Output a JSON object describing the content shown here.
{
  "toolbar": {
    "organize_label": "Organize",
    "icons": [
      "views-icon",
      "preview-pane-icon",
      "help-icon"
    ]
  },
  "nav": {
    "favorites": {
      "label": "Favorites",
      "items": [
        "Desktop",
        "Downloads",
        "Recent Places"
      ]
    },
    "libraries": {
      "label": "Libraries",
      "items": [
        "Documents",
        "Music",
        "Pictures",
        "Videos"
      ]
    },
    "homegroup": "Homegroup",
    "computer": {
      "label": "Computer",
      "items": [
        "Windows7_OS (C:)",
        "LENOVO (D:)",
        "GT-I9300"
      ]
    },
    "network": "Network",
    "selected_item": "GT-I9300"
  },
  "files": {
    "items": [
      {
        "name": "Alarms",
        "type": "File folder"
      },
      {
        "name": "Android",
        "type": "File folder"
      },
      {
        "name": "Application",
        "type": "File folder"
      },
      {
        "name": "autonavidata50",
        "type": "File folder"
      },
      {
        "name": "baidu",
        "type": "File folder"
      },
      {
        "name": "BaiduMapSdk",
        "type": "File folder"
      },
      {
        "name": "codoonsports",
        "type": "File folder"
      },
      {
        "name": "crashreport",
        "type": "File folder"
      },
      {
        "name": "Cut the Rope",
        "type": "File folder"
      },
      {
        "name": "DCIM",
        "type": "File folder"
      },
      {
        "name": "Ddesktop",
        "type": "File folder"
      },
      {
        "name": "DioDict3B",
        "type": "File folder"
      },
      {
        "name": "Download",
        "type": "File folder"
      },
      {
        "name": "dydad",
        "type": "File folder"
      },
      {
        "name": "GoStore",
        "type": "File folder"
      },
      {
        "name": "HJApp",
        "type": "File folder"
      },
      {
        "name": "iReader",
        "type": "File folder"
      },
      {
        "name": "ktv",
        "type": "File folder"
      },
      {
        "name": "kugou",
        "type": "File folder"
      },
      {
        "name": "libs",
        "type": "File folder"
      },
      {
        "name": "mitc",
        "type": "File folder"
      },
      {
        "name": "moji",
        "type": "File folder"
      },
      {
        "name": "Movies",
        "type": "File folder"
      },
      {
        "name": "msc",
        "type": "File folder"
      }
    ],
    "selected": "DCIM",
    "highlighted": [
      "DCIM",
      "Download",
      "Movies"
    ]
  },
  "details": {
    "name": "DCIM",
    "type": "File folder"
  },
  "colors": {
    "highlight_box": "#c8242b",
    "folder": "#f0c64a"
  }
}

__________

### Stated problem
Nothing in the listing may be changed; retype it all exactly.

### Task response
Output a JSON object describing the content shown here.
{
  "toolbar": {
    "organize_label": "Organize",
    "icons": [
      "views-icon",
      "preview-pane-icon",
      "help-icon"
    ]
  },
  "nav": {
    "favorites": {
      "label": "Favorites",
      "items": [
        "Desktop",
        "Downloads",
        "Recent Places"
      ]
    },
    "libraries": {
      "label": "Libraries",
      "items": [
        "Documents",
        "Music",
        "Pictures",
        "Videos"
      ]
    },
    "homegroup": "Homegroup",
    "computer": {
      "label": "Computer",
      "items": [
        "Windows7_OS (C:)",
        "LENOVO (D:)",
        "GT-I9300"
      ]
    },
    "network": "Network",
    "selected_item": "GT-I9300"
  },
  "files": {
    "items": [
      {
        "name": "Alarms",
        "type": "File folder"
      },
      {
        "name": "Android",
        "type": "File folder"
      },
      {
        "name": "Application",
        "type": "File folder"
      },
      {
        "name": "autonavidata50",
        "type": "File folder"
      },
      {
        "name": "baidu",
        "type": "File folder"
      },
      {
        "name": "BaiduMapSdk",
        "type": "File folder"
      },
      {
        "name": "codoonsports",
        "type": "File folder"
      },
      {
        "name": "crashreport",
        "type": "File folder"
      },
      {
        "name": "Cut the Rope",
        "type": "File folder"
      },
      {
        "name": "DCIM",
        "type": "File folder"
      },
      {
        "name": "Ddesktop",
        "type": "File folder"
      },
      {
        "name": "DioDict3B",
        "type": "File folder"
      },
      {
        "name": "Download",
        "type": "File folder"
      },
      {
        "name": "dydad",
        "type": "File folder"
      },
      {
        "name": "GoStore",
        "type": "File folder"
      },
      {
        "name": "HJApp",
        "type": "File folder"
      },
      {
        "name": "iReader",
        "type": "File folder"
      },
      {
        "name": "ktv",
        "type": "File folder"
      },
      {
        "name": "kugou",
        "type": "File folder"
      },
      {
        "name": "libs",
        "type": "File folder"
      },
      {
        "name": "mitc",
        "type": "File folder"
      },
      {
        "name": "moji",
        "type": "File folder"
      },
      {
        "name": "Movies",
        "type": "File folder"
      },
      {
        "name": "msc",
        "type": "File folder"
      }
    ],
    "selected": "DCIM",
    "highlighted": [
      "DCIM",
      "Download",
      "Movies"
    ]
  },
  "details": {
    "name": "DCIM",
    "type": "File folder"
  },
  "colors": {
    "highlight_box": "#c8242b",
    "folder": "#f0c64a"
  }
}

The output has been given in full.